▽
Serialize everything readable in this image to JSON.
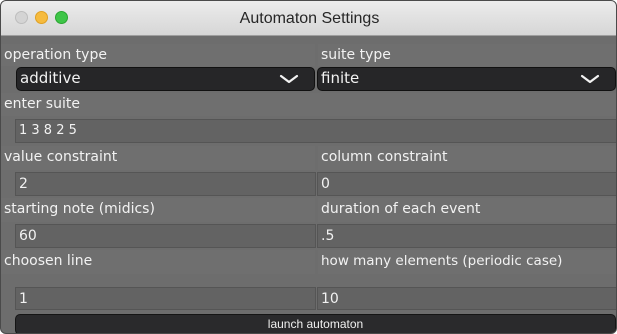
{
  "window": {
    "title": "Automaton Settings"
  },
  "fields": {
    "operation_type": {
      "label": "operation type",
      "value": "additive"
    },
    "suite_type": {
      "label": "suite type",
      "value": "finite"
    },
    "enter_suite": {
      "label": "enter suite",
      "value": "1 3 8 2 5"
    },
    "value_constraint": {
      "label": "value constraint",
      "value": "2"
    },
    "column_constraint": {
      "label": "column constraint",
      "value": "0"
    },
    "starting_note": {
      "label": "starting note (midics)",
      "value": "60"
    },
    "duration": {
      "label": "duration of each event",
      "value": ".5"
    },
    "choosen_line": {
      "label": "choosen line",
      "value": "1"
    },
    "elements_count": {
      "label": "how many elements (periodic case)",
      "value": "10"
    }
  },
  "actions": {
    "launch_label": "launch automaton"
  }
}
△
• **Do this**
Every line above should be repeated exactly; pictures stay out of the copy.

• **The response**
Serialize everything readable in this image to JSON.
{
  "window": {
    "title": "Automaton Settings"
  },
  "fields": {
    "operation_type": {
      "label": "operation type",
      "value": "additive"
    },
    "suite_type": {
      "label": "suite type",
      "value": "finite"
    },
    "enter_suite": {
      "label": "enter suite",
      "value": "1 3 8 2 5"
    },
    "value_constraint": {
      "label": "value constraint",
      "value": "2"
    },
    "column_constraint": {
      "label": "column constraint",
      "value": "0"
    },
    "starting_note": {
      "label": "starting note (midics)",
      "value": "60"
    },
    "duration": {
      "label": "duration of each event",
      "value": ".5"
    },
    "choosen_line": {
      "label": "choosen line",
      "value": "1"
    },
    "elements_count": {
      "label": "how many elements (periodic case)",
      "value": "10"
    }
  },
  "actions": {
    "launch_label": "launch automaton"
  }
}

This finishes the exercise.